Texto para leitura —
•••••
Isto para além do ac. do TRG de 29/09/2004, processo 1289/04, por ela anotado.
Neste acórdão podem lembrar-se ainda os seguintes:
Ac. do STJ de 01/07/1993, proc. 083655 (só sumário, com indicação de um voto de vencido)
II – Os bens adquiridos pelo casal durante a vigência da união de facto podem ser próprios ou comuns, consoante tiverem sido adquiridos só por um ou por ambos os partícipes na união, cumprindo àquele em cujo património se radicou um bem imóvel ressarcir o outro na medida do seu contributo para a aquisição do mesmo bem. III – As quantias despendidas por cada um dos partícipes com gastos normais e correntes de manutenção da vida em comum não são restituíveis, finda que seja a união de facto.
O ac. do TRC de 11/05/2004 (712/04):
- Pagando com o seu dinheiro metade do preço da casa onde a autora vivia com o réu e os respectivos actos notariais e de registo, agindo na convicção de que a união de facto entre ambos se manteria e de que, assim, contribuía para a formação de um património comum, ocorreu uma causa de deslocação patrimonial constitutiva do pressuposto do enriquecimento sem causa. 2. O enriquecimento é injusto, não apresentando causa justificativa, quando não está de harmonia com a correcta ordenação jurídica dos bens aceita pelo sistema, em virtude de determinado valor se achar no património do beneficiado, quando o seu lugar era no património do prejudicado. 3. A ruptura da união de facto, motivada por vontade unilateral de um dos seus membros, que expulsando o outro, continua a viver, sozinho, no apartamento, após aquele, com vista a adquirir a sua co-titularidade para servir como casa de morada de família de ambos, lhe ter entregado dinheiro para pagar metade do preço da compra e respectivas despesas de escritura e registo, determinou o desaparecimento subsequente da causa da deslocação patrimonial, constituindo um caso especial da obrigação de restituir, por enriquecimento sem causa. […]
Ac. do TRL 14/04/2005, CJ2005, 2, pág. 92/95:
I – O conceito legal de enriquecimento sem causa deve ser interpretado como a vantagem patrimonial (reservada ao titular do direito segundo o conteúdo da destinação desse direito), obtida com meios ou instrumentos pertencentes a outrem. II – Tendo o autor contribuído com dinheiro seu, durante 22 anos, para a compra do imóvel que apenas foi adquirido pela ré, pressupôs que a união de facto se manteria (até porque da mesma existe um filho), integrando assim a fracção […] o património do agregado familiar. III – Da ruptura dessa relação resulta uma vantagem patrimonial da ré, obtida com instrumentos do autor, assumindo tutela no âmbito do enriquecimento sem causa”. Diz-se no texto do acórdão: A causa justificativa da deslocação patrimonial do autor para a ré “materializada no valor do imóvel cuja compra foi projectada e decidida em comum” deixou de subsistir com a ruptura dessa relação.
•••••
Registos de uma fonte de dados:

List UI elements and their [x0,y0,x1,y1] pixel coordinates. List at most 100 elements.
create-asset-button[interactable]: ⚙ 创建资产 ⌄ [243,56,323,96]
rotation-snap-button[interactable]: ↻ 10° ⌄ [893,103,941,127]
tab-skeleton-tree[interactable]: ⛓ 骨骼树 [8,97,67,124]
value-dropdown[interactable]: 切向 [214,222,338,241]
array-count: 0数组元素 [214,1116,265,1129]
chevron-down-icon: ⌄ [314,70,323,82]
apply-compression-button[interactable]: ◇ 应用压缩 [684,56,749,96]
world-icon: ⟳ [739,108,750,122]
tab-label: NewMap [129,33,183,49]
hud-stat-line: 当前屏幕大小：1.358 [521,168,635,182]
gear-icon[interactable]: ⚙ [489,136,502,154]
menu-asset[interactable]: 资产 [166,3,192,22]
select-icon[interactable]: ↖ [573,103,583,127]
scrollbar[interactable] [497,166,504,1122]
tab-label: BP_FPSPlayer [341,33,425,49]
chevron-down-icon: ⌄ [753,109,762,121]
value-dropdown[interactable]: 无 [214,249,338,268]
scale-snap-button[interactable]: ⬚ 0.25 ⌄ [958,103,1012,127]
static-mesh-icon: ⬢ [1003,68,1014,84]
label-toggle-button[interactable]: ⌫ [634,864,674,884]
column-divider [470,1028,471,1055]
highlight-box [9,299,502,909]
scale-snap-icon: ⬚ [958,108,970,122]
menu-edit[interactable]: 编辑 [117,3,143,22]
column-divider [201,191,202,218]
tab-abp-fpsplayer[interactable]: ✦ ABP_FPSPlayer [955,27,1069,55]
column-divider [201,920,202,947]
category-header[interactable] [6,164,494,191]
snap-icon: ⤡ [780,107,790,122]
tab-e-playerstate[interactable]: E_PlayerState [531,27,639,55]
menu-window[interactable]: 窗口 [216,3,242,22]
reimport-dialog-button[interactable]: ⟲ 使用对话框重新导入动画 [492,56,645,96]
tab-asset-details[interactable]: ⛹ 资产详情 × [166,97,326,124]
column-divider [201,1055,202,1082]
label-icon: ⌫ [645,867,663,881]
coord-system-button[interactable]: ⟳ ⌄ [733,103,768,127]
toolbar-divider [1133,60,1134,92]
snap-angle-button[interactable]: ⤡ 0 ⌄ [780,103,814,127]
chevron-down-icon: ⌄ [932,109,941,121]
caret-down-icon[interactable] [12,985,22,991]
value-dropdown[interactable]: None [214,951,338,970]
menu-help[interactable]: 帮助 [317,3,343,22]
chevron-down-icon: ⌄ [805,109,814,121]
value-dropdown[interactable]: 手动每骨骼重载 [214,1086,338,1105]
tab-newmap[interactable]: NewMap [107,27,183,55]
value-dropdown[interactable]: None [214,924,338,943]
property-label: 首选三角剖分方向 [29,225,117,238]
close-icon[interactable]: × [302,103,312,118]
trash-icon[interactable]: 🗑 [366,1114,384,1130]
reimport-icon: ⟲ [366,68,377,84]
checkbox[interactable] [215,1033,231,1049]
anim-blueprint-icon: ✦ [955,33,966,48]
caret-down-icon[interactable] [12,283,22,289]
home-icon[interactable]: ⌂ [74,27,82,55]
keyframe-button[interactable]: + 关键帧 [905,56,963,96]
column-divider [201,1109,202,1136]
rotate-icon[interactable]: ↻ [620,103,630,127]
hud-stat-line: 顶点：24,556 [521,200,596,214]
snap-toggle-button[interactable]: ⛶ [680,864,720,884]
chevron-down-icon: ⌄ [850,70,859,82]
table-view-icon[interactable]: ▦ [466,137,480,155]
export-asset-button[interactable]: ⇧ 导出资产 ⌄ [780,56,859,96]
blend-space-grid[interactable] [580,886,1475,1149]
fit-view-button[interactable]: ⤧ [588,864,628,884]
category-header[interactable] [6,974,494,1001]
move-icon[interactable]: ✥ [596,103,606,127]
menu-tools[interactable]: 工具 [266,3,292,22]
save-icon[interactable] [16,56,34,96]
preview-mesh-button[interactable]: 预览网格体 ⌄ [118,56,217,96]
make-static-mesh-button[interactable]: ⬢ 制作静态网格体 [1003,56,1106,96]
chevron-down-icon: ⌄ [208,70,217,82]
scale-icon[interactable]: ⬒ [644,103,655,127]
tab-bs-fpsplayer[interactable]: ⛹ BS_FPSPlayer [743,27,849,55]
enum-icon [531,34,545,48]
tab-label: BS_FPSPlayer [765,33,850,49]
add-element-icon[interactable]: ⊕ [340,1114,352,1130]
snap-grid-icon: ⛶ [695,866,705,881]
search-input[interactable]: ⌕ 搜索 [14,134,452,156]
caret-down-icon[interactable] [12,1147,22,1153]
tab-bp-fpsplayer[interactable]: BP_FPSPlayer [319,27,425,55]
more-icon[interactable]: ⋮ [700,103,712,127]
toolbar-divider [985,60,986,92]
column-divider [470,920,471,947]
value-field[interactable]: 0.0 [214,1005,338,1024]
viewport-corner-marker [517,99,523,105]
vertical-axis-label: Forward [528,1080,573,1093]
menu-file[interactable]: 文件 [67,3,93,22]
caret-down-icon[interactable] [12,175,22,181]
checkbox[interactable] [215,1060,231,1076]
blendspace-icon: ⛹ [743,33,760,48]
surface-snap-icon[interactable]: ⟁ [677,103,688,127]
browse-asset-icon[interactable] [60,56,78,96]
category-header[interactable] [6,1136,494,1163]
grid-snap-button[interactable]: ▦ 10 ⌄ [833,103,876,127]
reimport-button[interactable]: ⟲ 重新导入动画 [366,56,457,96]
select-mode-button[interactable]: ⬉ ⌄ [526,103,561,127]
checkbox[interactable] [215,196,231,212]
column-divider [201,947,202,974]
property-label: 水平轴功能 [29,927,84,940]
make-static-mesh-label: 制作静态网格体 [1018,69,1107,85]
•••••
Desafio A — Pode devolver o trecho do texto sobre a união de facto que começa nas palavras "Isto para além" e termina depois de "união de facto.", sem qualquer alteração?
Desafio B —
Responda às perguntas seguintes com base no texto sobre a união de facto:
(i) Qual é a data do acórdão do TRC citado?
(ii) Durante quantos anos contribuiu o autor com dinheiro seu para a compra do imóvel, segundo o acórdão do TRL?
(iii) Segundo o acórdão do STJ, as quantias gastas com a manutenção normal e corrente da vida em comum são restituíveis quando a união de facto termina?
A listagem provém de uma fonte diferente da do texto sobre a união de facto.

Resolução A —
Isto para além do ac. do TRG de 29/09/2004, processo 1289/04, por ela anotado.
Neste acórdão podem lembrar-se ainda os seguintes:
Ac. do STJ de 01/07/1993, proc. 083655 (só sumário, com indicação de um voto de vencido)
II – Os bens adquiridos pelo casal durante a vigência da união de facto podem ser próprios ou comuns, consoante tiverem sido adquiridos só por um ou por ambos os partícipes na união, cumprindo àquele em cujo património se radicou um bem imóvel ressarcir o outro na medida do seu contributo para a aquisição do mesmo bem. III – As quantias despendidas por cada um dos partícipes com gastos normais e correntes de manutenção da vida em comum não são restituíveis, finda que seja a união de facto.

Resolução B —
(i) 11/05/2004.
(ii) 22 anos.
(iii) Não, não são restituíveis.